To be done:
Each line containing the word "sigla" should be found and copied.

(Some records)
□ □ □ □

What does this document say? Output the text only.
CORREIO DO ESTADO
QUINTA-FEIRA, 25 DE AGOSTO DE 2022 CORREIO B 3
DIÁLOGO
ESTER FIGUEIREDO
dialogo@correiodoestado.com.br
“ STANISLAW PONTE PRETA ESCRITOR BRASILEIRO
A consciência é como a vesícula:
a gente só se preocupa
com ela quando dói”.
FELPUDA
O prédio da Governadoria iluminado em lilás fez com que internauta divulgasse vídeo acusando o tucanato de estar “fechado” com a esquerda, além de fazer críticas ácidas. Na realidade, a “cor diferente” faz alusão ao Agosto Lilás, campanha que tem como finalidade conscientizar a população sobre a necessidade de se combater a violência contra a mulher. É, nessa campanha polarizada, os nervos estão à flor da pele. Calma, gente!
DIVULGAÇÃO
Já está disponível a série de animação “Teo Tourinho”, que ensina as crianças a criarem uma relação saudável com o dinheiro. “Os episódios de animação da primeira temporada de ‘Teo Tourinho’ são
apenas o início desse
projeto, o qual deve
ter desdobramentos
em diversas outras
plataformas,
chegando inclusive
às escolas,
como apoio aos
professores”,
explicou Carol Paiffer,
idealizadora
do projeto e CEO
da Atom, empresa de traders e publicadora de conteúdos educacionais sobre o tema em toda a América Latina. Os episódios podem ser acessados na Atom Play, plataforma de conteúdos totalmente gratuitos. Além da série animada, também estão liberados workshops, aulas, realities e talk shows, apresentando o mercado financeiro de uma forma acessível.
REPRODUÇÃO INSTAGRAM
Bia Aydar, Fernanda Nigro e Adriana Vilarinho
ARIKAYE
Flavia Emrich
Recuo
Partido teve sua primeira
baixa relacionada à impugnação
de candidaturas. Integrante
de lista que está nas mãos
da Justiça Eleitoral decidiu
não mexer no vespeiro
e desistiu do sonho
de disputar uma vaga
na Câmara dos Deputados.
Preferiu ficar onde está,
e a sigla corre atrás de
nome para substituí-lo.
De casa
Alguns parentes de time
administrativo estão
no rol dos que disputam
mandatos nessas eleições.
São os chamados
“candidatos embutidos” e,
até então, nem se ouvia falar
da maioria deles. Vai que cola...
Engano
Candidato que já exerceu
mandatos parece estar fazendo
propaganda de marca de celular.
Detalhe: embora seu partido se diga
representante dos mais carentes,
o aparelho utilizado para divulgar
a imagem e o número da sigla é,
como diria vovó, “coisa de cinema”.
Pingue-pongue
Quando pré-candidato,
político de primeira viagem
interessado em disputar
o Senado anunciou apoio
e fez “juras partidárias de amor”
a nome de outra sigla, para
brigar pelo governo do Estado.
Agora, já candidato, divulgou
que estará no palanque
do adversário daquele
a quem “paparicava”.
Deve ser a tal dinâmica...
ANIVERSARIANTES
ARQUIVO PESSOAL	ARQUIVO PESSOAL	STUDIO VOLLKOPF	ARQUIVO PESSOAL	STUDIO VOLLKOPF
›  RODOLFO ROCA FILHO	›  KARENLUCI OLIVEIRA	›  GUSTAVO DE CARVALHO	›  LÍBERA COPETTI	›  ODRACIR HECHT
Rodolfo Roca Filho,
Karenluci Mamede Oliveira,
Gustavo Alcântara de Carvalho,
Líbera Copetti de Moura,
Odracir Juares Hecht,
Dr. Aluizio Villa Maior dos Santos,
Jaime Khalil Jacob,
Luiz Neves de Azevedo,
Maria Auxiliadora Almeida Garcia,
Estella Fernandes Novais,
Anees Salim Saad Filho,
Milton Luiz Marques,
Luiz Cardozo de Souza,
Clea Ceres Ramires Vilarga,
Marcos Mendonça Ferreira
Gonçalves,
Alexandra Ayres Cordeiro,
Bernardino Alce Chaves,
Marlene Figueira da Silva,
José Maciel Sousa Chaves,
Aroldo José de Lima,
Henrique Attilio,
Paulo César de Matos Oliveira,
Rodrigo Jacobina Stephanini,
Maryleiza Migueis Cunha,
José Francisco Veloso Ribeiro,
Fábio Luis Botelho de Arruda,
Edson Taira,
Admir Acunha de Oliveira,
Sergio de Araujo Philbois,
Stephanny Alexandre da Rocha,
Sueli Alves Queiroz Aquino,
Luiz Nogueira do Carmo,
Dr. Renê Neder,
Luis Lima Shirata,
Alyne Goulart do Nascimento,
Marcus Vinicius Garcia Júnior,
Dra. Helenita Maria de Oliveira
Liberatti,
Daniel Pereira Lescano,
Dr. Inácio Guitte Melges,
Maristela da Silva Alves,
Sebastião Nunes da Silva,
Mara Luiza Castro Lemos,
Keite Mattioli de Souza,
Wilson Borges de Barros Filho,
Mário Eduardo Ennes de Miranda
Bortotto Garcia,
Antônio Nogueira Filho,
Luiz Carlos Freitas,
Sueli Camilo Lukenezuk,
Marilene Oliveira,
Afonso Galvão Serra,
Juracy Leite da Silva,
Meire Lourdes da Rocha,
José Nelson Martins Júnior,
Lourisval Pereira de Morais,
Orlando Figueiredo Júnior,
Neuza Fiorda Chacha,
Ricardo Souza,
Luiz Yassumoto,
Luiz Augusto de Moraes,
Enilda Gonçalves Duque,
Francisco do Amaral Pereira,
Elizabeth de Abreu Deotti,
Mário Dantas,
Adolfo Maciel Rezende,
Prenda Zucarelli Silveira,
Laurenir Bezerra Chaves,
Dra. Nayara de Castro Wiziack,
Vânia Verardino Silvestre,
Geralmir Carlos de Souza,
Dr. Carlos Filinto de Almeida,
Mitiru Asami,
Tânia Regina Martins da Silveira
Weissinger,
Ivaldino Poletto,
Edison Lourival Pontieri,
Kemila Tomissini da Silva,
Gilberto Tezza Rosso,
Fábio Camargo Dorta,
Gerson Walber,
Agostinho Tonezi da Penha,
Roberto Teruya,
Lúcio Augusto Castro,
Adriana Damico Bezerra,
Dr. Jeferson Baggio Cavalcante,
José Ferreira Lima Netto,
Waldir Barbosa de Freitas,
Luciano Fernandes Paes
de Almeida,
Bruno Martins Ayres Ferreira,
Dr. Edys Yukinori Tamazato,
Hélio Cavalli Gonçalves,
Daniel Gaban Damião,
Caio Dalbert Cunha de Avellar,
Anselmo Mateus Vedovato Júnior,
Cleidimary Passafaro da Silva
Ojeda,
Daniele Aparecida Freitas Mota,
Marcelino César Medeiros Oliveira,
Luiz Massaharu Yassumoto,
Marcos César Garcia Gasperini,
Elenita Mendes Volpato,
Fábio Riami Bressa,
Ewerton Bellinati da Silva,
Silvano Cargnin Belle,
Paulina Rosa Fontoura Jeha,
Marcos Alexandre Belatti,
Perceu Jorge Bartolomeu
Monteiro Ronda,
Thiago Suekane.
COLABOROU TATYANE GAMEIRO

□ □ □ □

Solution below:
e a sigla corre atrás de
a imagem e o número da sigla é,
a nome de outra sigla, para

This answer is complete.